Goal of the exercise:
Retype the material word for word.

Records shown:
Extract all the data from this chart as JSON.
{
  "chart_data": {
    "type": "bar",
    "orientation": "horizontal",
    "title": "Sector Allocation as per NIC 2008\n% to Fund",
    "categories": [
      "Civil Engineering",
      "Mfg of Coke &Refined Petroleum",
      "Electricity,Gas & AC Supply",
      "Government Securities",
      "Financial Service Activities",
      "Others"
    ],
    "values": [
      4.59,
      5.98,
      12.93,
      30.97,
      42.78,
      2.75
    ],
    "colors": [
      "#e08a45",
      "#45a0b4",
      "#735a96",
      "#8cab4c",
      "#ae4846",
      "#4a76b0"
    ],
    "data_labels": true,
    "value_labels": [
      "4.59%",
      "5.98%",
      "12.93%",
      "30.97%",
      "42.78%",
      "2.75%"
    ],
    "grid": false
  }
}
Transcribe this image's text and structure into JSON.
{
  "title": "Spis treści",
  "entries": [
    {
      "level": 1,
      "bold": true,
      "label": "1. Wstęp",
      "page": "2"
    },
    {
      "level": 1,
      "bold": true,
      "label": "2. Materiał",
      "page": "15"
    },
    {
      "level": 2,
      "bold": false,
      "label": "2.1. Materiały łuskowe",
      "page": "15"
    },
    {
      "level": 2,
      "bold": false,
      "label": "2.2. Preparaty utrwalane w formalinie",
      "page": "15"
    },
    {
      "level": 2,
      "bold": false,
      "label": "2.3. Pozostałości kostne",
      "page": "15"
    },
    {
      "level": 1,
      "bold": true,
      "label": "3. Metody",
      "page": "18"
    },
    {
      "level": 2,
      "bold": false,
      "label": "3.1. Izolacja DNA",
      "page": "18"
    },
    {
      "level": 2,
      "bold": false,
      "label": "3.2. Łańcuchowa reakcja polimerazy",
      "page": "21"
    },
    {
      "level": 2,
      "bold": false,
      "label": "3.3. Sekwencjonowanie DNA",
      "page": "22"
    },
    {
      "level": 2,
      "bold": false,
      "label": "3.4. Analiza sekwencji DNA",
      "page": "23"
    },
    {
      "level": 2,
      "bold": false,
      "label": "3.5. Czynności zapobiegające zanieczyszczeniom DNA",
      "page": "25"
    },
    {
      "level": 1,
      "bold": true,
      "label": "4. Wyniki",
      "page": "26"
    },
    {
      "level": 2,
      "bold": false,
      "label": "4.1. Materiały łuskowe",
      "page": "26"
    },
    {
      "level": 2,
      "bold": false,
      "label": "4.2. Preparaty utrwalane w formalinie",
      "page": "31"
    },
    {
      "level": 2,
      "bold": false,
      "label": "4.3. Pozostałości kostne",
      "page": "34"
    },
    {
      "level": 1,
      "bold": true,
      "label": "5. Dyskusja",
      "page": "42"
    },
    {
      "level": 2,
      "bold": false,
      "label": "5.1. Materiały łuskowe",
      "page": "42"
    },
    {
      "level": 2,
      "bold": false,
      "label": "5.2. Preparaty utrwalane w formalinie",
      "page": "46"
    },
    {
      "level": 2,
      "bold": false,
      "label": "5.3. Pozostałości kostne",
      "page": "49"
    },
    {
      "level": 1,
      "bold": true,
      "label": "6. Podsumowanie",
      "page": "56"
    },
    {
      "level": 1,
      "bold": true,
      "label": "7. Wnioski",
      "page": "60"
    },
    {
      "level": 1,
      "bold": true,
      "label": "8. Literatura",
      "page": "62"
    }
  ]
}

Output of the exercise:
Extract all the data from this chart as JSON.
{
  "chart_data": {
    "type": "bar",
    "orientation": "horizontal",
    "title": "Sector Allocation as per NIC 2008\n% to Fund",
    "categories": [
      "Civil Engineering",
      "Mfg of Coke &Refined Petroleum",
      "Electricity,Gas & AC Supply",
      "Government Securities",
      "Financial Service Activities",
      "Others"
    ],
    "values": [
      4.59,
      5.98,
      12.93,
      30.97,
      42.78,
      2.75
    ],
    "colors": [
      "#e08a45",
      "#45a0b4",
      "#735a96",
      "#8cab4c",
      "#ae4846",
      "#4a76b0"
    ],
    "data_labels": true,
    "value_labels": [
      "4.59%",
      "5.98%",
      "12.93%",
      "30.97%",
      "42.78%",
      "2.75%"
    ],
    "grid": false
  }
}
Transcribe this image's text and structure into JSON.
{
  "title": "Spis treści",
  "entries": [
    {
      "level": 1,
      "bold": true,
      "label": "1. Wstęp",
      "page": "2"
    },
    {
      "level": 1,
      "bold": true,
      "label": "2. Materiał",
      "page": "15"
    },
    {
      "level": 2,
      "bold": false,
      "label": "2.1. Materiały łuskowe",
      "page": "15"
    },
    {
      "level": 2,
      "bold": false,
      "label": "2.2. Preparaty utrwalane w formalinie",
      "page": "15"
    },
    {
      "level": 2,
      "bold": false,
      "label": "2.3. Pozostałości kostne",
      "page": "15"
    },
    {
      "level": 1,
      "bold": true,
      "label": "3. Metody",
      "page": "18"
    },
    {
      "level": 2,
      "bold": false,
      "label": "3.1. Izolacja DNA",
      "page": "18"
    },
    {
      "level": 2,
      "bold": false,
      "label": "3.2. Łańcuchowa reakcja polimerazy",
      "page": "21"
    },
    {
      "level": 2,
      "bold": false,
      "label": "3.3. Sekwencjonowanie DNA",
      "page": "22"
    },
    {
      "level": 2,
      "bold": false,
      "label": "3.4. Analiza sekwencji DNA",
      "page": "23"
    },
    {
      "level": 2,
      "bold": false,
      "label": "3.5. Czynności zapobiegające zanieczyszczeniom DNA",
      "page": "25"
    },
    {
      "level": 1,
      "bold": true,
      "label": "4. Wyniki",
      "page": "26"
    },
    {
      "level": 2,
      "bold": false,
      "label": "4.1. Materiały łuskowe",
      "page": "26"
    },
    {
      "level": 2,
      "bold": false,
      "label": "4.2. Preparaty utrwalane w formalinie",
      "page": "31"
    },
    {
      "level": 2,
      "bold": false,
      "label": "4.3. Pozostałości kostne",
      "page": "34"
    },
    {
      "level": 1,
      "bold": true,
      "label": "5. Dyskusja",
      "page": "42"
    },
    {
      "level": 2,
      "bold": false,
      "label": "5.1. Materiały łuskowe",
      "page": "42"
    },
    {
      "level": 2,
      "bold": false,
      "label": "5.2. Preparaty utrwalane w formalinie",
      "page": "46"
    },
    {
      "level": 2,
      "bold": false,
      "label": "5.3. Pozostałości kostne",
      "page": "49"
    },
    {
      "level": 1,
      "bold": true,
      "label": "6. Podsumowanie",
      "page": "56"
    },
    {
      "level": 1,
      "bold": true,
      "label": "7. Wnioski",
      "page": "60"
    },
    {
      "level": 1,
      "bold": true,
      "label": "8. Literatura",
      "page": "62"
    }
  ]
}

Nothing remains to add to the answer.